O sucesso desses cineastas no Ocidente certamente não tem explicação apenas no indiscutível talento de Kusturica e Manchevski. A condição de expatriados - Kusturica vive fora de seu país desde 92 e Manchevski está nos Estados Unidos há dezesseis anos - de uma nação que já nem mais existe, a Iugoslávia, talvez seja decisiva para a criação de comunicação tão eficiente entre seus filmes e o público do Ocidente, para quem as referências nacionais estão cada vez mais embaralhadas pela globalização.

Antes da Chuva é uma reunião de três histórias interligadas que se complementam. São histórias de amor interrompidas pelo ódio, seja ele motivado pela religião ou pela gratuidade. A iminência da guerra - o "cheiro de sangue no ar" - contamina a intimidade dos personagens.

Numa cena da segunda história, uma mulher grávida convida o marido para jantar e anuncia: "Eu quero me divorciar de você." Em seguida, declara com sinceridade: "Eu te amo." Não há mentira em nenhuma das frases, apenas contradição.

É da justaposição de elementos aparentemente desconexos que o filme extrai sua força: num primeiro episódio, uma terrorista albanesa muçulmana e de aparência andrógina veste uma camiseta da Adidas; em outro momento, a câmera registra num mesmo travelling a imagem de um tanque das Nações Unidas seguida pela imagem de um caminhão de Coca-Cola, como quem pergunta: Qual a diferença? Qual é, nesse caso, o refrigerante?

+ + + +

• [O que fazer] No texto sobre os filmes de Kusturica e Manchevski, o que, além do talento dos dois, talvez explique a comunicação tão eficiente desses filmes com o público do Ocidente? Responda em uma a três frases.

+ + + +

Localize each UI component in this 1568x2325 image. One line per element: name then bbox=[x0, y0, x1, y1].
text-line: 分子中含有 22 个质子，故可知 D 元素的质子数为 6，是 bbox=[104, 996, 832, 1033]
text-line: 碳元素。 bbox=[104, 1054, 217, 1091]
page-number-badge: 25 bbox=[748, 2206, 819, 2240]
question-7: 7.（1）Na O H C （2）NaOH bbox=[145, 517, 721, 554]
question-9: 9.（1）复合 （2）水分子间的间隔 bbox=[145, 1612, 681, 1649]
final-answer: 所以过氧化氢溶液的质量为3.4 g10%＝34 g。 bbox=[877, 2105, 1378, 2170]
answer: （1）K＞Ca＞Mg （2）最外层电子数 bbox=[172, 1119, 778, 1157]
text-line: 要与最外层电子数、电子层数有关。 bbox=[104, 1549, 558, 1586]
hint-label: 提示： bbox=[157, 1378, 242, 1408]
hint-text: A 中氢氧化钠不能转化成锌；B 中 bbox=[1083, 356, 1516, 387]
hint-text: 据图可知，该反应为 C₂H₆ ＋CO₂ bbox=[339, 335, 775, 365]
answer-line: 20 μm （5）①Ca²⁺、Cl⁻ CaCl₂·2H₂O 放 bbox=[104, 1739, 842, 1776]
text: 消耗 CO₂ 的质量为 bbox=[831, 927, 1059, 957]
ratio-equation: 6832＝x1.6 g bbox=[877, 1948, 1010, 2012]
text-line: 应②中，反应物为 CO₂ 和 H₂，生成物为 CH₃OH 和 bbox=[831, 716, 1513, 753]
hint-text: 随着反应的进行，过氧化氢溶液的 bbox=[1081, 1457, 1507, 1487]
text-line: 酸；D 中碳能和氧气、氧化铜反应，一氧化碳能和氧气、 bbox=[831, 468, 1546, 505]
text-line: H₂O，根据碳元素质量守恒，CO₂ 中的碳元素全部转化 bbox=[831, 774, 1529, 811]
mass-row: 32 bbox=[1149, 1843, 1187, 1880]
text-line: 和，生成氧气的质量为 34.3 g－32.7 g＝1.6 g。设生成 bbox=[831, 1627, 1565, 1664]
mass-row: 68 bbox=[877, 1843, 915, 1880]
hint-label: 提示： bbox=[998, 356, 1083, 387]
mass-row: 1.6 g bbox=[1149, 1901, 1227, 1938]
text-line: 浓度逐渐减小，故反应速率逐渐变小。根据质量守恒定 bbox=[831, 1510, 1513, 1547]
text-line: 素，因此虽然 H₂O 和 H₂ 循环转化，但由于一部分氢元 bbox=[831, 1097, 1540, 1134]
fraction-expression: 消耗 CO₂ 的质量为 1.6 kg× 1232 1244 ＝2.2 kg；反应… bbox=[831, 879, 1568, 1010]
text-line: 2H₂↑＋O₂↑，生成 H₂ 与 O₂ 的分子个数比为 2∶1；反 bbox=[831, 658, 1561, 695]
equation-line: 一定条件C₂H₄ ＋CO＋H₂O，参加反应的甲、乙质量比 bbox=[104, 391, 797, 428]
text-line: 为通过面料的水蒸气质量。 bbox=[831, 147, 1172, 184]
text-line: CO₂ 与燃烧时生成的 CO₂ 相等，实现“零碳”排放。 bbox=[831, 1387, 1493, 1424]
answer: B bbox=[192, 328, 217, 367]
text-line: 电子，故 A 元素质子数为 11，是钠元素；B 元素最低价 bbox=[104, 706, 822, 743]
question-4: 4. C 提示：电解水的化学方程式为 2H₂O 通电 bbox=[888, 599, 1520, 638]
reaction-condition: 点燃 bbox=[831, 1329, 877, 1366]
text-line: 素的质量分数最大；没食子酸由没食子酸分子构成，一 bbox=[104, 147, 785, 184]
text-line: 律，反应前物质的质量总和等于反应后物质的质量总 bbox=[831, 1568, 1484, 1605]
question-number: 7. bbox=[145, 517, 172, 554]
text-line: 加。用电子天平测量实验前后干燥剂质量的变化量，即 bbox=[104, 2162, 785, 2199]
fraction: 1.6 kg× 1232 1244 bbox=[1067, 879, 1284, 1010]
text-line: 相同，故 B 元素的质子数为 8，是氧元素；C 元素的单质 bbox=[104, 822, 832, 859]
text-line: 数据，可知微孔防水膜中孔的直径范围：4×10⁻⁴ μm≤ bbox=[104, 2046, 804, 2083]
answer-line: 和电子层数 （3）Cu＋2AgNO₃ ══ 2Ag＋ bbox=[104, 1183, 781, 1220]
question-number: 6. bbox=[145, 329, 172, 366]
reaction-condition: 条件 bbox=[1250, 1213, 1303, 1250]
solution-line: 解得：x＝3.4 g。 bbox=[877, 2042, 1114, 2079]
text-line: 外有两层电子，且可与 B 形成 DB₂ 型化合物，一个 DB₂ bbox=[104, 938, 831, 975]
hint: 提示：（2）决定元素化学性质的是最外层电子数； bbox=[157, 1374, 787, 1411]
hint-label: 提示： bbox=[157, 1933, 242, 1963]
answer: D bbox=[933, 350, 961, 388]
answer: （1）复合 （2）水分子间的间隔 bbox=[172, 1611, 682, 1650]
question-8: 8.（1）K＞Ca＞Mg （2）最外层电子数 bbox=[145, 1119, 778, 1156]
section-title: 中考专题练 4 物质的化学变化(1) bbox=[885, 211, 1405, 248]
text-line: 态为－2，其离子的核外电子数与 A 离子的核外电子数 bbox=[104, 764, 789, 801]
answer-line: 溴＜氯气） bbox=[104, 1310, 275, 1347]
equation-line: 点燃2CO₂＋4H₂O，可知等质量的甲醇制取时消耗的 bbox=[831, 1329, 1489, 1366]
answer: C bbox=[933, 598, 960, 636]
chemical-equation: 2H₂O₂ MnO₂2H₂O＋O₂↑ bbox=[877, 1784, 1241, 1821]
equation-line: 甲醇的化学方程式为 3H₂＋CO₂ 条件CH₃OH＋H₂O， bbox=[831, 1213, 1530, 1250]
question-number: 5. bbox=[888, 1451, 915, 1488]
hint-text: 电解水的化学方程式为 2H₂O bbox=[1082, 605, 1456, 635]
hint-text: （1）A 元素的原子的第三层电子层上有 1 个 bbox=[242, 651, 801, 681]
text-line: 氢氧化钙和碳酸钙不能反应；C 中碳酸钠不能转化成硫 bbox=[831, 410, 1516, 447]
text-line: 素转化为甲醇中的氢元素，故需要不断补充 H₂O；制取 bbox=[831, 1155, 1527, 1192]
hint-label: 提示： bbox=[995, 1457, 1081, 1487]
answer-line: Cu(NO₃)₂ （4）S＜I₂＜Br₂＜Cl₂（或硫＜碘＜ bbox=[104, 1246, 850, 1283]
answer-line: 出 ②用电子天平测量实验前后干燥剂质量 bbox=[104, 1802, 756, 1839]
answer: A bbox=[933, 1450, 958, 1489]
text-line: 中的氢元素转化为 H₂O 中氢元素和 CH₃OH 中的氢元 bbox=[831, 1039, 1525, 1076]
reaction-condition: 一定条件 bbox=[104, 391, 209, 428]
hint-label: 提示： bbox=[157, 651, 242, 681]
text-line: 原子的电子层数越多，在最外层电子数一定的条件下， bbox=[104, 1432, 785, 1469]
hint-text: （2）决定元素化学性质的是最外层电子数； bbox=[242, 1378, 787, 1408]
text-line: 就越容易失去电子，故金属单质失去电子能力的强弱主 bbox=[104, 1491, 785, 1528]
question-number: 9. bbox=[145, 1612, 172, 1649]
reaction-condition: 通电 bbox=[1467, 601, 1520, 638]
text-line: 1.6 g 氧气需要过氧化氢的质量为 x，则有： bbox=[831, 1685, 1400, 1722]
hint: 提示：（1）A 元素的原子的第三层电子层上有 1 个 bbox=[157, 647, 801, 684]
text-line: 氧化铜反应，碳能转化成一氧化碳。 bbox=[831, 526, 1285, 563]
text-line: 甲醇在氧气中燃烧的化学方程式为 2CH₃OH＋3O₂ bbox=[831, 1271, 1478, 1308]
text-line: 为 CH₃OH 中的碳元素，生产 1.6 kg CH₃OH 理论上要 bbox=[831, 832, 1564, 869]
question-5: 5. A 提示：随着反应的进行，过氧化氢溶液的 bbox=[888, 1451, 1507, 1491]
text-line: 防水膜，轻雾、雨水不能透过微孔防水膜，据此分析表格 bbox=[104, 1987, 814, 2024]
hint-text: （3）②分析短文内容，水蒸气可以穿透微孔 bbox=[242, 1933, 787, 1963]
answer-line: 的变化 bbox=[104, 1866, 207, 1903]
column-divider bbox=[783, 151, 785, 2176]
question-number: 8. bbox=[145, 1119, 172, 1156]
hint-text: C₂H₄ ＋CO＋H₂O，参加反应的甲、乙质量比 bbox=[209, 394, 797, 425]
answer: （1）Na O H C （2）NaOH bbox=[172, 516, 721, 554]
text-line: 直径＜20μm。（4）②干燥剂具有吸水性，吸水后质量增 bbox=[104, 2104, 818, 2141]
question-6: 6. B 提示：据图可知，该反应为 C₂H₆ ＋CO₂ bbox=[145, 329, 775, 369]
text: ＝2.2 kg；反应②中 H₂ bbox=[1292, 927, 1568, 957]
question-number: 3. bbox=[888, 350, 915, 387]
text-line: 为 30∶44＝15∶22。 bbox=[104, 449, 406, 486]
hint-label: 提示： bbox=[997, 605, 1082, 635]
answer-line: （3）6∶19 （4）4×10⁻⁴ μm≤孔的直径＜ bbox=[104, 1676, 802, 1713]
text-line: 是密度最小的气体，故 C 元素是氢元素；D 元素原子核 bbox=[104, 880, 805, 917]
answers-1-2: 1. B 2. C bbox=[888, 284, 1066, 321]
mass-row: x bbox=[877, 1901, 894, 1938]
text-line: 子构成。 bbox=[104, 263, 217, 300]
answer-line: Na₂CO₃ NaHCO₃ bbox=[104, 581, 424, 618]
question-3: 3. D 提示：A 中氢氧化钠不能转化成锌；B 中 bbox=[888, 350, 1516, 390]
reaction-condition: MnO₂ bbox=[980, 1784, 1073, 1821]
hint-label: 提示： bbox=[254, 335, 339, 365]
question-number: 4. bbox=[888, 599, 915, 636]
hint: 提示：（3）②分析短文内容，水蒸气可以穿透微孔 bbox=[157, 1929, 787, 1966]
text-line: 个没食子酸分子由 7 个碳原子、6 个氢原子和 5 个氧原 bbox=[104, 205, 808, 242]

+ + + +

• [Resposta escrita] O texto aponta a condição de expatriados dos dois cineastas. Kusturica vive fora de seu país desde 92 e Manchevski está nos Estados Unidos há dezesseis anos, e ambos vêm de uma nação que nem existe mais, a Iugoslávia. Isso talvez seja decisivo porque, para o público do Ocidente, as referências nacionais estão cada vez mais embaralhadas pela globalização.